# TO DO
Determine how many lines include the word "малого", then give that number and nothing more.

# DATASET EXCERPTS
——————————

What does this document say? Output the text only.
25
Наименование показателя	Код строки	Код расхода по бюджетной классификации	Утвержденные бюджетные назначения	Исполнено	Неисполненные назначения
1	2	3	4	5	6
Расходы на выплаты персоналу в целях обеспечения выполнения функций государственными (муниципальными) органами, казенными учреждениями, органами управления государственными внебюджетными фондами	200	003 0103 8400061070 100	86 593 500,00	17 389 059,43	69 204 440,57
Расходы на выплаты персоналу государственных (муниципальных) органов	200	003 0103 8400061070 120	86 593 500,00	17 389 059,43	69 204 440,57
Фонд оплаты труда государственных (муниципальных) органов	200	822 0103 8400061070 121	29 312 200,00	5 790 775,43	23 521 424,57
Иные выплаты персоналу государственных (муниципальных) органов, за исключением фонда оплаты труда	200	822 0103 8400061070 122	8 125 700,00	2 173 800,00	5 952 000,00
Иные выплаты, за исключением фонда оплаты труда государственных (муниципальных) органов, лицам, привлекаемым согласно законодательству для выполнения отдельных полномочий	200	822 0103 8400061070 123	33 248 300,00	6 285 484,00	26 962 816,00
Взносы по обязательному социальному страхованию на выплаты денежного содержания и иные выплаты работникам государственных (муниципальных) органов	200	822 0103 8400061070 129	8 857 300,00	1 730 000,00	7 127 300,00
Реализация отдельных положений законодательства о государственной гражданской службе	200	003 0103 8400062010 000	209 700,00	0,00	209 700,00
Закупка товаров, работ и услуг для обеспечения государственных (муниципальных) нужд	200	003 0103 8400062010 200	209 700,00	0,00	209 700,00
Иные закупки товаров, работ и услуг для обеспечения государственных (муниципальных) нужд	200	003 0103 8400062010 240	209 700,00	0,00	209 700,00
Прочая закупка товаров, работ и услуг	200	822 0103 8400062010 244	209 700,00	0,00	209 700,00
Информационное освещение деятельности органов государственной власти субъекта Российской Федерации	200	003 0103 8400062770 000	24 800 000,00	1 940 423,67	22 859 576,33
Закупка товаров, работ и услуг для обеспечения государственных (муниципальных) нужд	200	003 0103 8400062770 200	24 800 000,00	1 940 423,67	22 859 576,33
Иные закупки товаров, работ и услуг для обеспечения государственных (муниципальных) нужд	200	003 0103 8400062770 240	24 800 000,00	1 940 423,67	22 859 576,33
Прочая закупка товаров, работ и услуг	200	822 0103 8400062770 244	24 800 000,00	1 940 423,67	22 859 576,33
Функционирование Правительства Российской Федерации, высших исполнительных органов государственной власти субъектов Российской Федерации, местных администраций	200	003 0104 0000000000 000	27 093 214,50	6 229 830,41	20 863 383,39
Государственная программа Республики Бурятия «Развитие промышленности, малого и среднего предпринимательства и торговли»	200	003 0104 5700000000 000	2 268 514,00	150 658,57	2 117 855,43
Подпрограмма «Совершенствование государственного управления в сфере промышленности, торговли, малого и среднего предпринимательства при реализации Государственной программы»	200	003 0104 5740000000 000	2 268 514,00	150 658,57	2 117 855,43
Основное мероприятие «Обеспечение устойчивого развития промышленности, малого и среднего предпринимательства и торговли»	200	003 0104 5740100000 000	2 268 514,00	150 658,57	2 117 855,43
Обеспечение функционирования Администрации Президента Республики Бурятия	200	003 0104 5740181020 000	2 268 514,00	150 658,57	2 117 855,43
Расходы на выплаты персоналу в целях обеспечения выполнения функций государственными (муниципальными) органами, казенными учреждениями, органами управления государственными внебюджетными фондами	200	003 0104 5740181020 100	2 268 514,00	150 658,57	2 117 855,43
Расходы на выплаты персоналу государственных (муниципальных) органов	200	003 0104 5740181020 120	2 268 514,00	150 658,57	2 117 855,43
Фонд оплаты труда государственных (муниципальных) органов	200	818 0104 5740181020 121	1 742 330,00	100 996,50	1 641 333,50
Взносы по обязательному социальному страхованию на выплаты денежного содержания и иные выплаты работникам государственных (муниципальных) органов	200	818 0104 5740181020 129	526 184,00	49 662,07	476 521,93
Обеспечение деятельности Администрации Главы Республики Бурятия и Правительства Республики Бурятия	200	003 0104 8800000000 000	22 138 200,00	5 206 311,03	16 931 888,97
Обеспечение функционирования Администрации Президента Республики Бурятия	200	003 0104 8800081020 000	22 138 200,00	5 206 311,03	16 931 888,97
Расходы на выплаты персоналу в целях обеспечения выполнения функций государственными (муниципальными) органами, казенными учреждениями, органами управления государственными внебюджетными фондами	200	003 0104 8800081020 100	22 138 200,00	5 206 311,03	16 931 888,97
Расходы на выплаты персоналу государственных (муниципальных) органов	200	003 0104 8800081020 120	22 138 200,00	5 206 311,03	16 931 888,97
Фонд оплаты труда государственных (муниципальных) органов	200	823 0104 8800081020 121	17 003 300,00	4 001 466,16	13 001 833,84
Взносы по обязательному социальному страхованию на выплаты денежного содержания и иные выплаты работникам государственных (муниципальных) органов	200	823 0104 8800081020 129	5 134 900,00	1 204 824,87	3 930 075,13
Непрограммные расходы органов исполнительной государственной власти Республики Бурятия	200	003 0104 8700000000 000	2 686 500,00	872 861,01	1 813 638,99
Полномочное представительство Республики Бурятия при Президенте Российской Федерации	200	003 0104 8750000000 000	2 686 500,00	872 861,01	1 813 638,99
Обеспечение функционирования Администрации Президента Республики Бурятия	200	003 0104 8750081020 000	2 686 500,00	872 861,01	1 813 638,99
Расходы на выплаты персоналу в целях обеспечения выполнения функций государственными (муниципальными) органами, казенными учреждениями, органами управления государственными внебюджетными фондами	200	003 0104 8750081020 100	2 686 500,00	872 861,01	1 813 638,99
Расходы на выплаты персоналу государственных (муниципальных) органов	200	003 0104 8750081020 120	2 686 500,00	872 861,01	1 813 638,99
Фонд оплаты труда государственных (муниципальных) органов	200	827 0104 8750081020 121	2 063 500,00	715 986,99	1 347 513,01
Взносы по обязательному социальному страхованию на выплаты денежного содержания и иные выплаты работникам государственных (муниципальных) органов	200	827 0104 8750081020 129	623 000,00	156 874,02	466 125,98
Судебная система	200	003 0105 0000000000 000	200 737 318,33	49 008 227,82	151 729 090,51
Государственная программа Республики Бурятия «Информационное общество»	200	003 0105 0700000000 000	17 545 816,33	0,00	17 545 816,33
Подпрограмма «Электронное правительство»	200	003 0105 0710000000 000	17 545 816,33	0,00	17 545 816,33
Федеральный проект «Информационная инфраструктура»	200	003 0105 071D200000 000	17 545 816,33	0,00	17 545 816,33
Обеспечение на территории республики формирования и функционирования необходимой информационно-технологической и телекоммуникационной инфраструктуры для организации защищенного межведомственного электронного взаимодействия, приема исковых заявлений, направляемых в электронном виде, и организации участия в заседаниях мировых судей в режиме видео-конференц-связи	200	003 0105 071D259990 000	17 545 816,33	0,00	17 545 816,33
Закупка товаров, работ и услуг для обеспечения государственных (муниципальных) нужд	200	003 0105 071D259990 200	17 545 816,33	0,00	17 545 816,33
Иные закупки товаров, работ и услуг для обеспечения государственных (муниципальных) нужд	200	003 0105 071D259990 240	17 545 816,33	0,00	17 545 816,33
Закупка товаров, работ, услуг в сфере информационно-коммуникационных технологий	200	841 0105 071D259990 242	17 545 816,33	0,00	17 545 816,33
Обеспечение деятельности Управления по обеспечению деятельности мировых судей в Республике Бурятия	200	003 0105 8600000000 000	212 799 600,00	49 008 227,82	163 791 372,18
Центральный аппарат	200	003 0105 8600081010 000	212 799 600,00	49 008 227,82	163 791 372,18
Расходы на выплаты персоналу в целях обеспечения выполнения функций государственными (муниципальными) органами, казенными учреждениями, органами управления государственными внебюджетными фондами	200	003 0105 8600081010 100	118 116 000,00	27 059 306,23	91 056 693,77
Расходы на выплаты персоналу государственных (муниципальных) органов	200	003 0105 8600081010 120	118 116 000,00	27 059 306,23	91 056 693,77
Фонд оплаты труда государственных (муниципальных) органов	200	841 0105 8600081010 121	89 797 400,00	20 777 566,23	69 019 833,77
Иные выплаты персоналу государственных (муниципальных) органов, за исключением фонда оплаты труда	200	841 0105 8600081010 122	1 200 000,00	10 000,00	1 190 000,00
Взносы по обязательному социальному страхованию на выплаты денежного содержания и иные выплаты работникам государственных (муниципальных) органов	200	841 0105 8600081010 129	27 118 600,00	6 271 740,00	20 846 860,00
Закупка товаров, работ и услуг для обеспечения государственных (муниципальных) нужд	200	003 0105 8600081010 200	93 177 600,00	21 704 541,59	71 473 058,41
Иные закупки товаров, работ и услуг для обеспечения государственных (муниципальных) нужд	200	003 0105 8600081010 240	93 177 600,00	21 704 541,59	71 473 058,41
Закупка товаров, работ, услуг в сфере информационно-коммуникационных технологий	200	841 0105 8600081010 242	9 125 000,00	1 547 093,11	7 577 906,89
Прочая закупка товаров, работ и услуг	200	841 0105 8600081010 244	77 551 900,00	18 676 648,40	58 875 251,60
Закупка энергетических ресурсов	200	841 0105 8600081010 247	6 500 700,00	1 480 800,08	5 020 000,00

——————————

# RESPONSE
3